What to work on:
Print the listing in its entirety and exactly, leaving out images.

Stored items
* BEGIN *

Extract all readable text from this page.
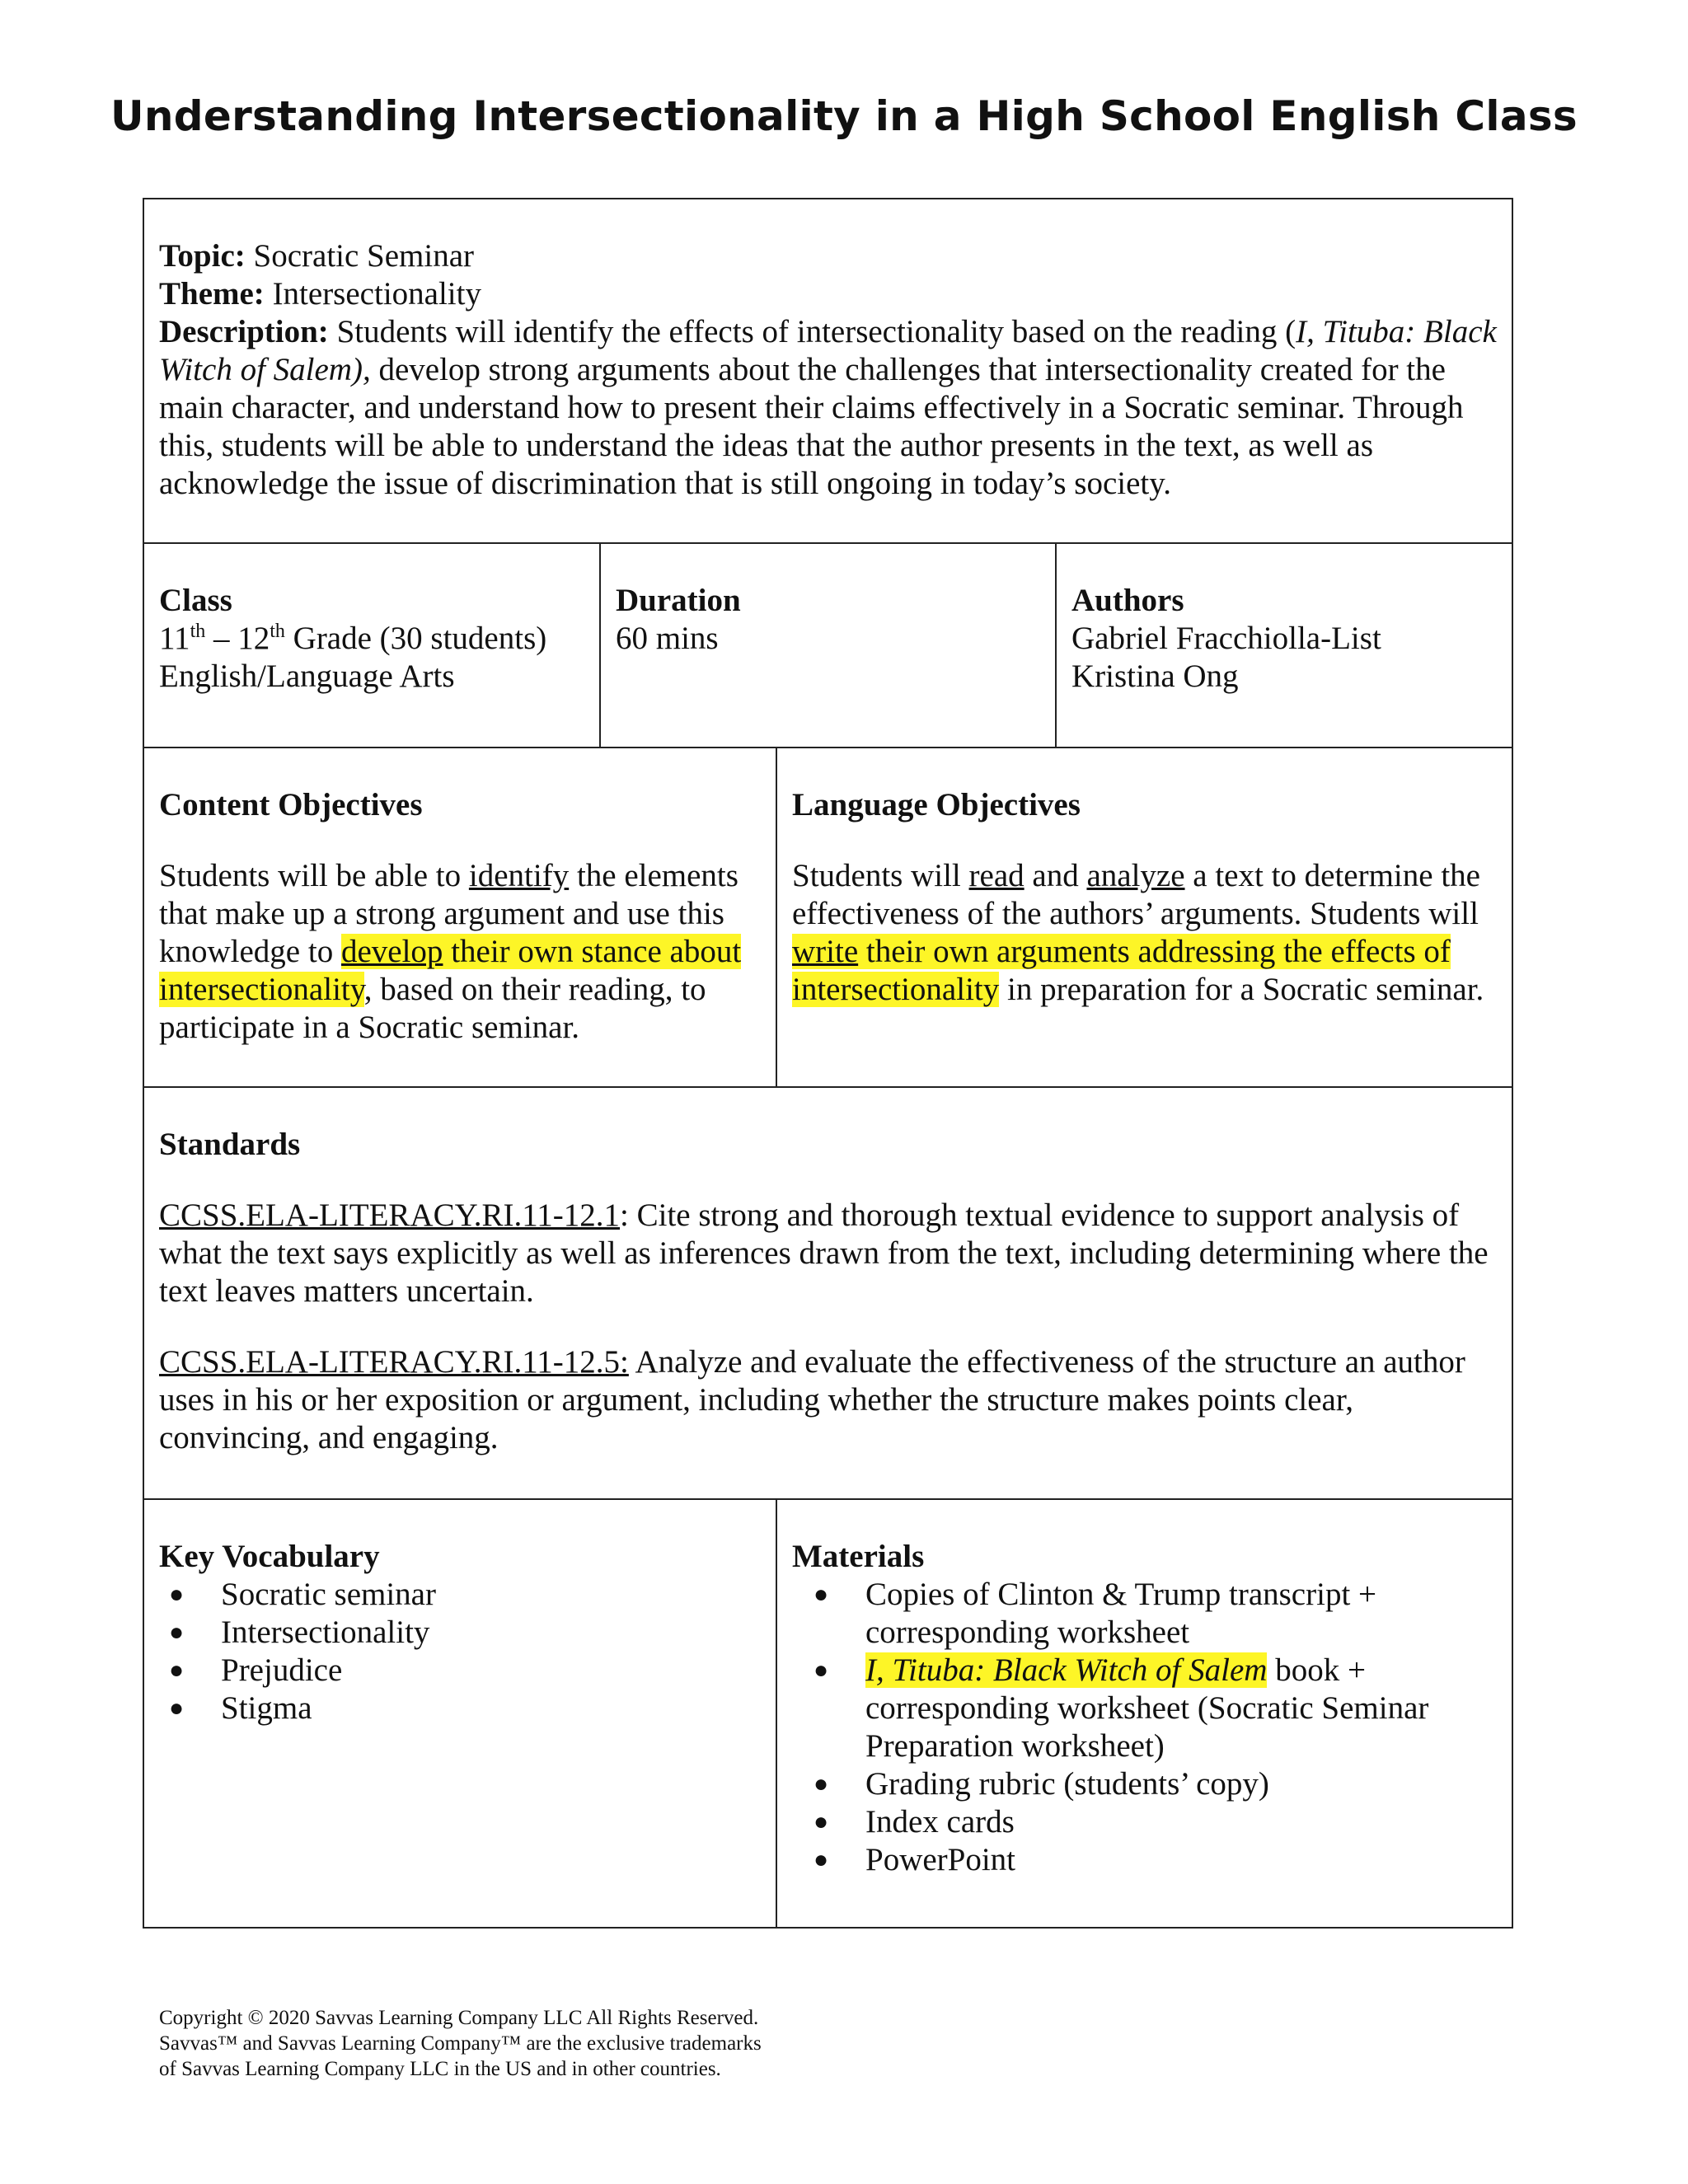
Understanding Intersectionality in a High School English Class
Topic: Socratic Seminar
Theme: Intersectionality
Description: Students will identify the effects of intersectionality based on the reading (I, Tituba: Black Witch of Salem), develop strong arguments about the challenges that intersectionality created for the main character, and understand how to present their claims effectively in a Socratic seminar. Through this, students will be able to understand the ideas that the author presents in the text, as well as acknowledge the issue of discrimination that is still ongoing in today’s society.
Class
11th – 12th Grade (30 students)
English/Language Arts
Duration
60 mins
Authors
Gabriel Fracchiolla-List
Kristina Ong
Content Objectives
Students will be able to identify the elements that make up a strong argument and use this knowledge to develop their own stance about intersectionality, based on their reading, to participate in a Socratic seminar.
Language Objectives
Students will read and analyze a text to determine the effectiveness of the authors’ arguments. Students will write their own arguments addressing the effects of intersectionality in preparation for a Socratic seminar.
Standards
CCSS.ELA-LITERACY.RI.11-12.1: Cite strong and thorough textual evidence to support analysis of what the text says explicitly as well as inferences drawn from the text, including determining where the text leaves matters uncertain.
CCSS.ELA-LITERACY.RI.11-12.5: Analyze and evaluate the effectiveness of the structure an author uses in his or her exposition or argument, including whether the structure makes points clear, convincing, and engaging.
Key Vocabulary
● Socratic seminar
● Intersectionality
● Prejudice
● Stigma
Materials
● Copies of Clinton & Trump transcript + corresponding worksheet
● I, Tituba: Black Witch of Salem book + corresponding worksheet (Socratic Seminar Preparation worksheet)
● Grading rubric (students’ copy)
● Index cards
● PowerPoint
Copyright © 2020 Savvas Learning Company LLC All Rights Reserved.
Savvas™ and Savvas Learning Company™ are the exclusive trademarks
of Savvas Learning Company LLC in the US and in other countries.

* END *

Result for this exercise:
Extract all readable text from this page.
Understanding Intersectionality in a High School English Class
Topic: Socratic Seminar
Theme: Intersectionality
Description: Students will identify the effects of intersectionality based on the reading (I, Tituba: Black Witch of Salem), develop strong arguments about the challenges that intersectionality created for the main character, and understand how to present their claims effectively in a Socratic seminar. Through this, students will be able to understand the ideas that the author presents in the text, as well as acknowledge the issue of discrimination that is still ongoing in today’s society.
Class
11th – 12th Grade (30 students)
English/Language Arts
Duration
60 mins
Authors
Gabriel Fracchiolla-List
Kristina Ong
Content Objectives
Students will be able to identify the elements that make up a strong argument and use this knowledge to develop their own stance about intersectionality, based on their reading, to participate in a Socratic seminar.
Language Objectives
Students will read and analyze a text to determine the effectiveness of the authors’ arguments. Students will write their own arguments addressing the effects of intersectionality in preparation for a Socratic seminar.
Standards
CCSS.ELA-LITERACY.RI.11-12.1: Cite strong and thorough textual evidence to support analysis of what the text says explicitly as well as inferences drawn from the text, including determining where the text leaves matters uncertain.
CCSS.ELA-LITERACY.RI.11-12.5: Analyze and evaluate the effectiveness of the structure an author uses in his or her exposition or argument, including whether the structure makes points clear, convincing, and engaging.
Key Vocabulary
● Socratic seminar
● Intersectionality
● Prejudice
● Stigma
Materials
● Copies of Clinton & Trump transcript + corresponding worksheet
● I, Tituba: Black Witch of Salem book + corresponding worksheet (Socratic Seminar Preparation worksheet)
● Grading rubric (students’ copy)
● Index cards
● PowerPoint
Copyright © 2020 Savvas Learning Company LLC All Rights Reserved.
Savvas™ and Savvas Learning Company™ are the exclusive trademarks
of Savvas Learning Company LLC in the US and in other countries.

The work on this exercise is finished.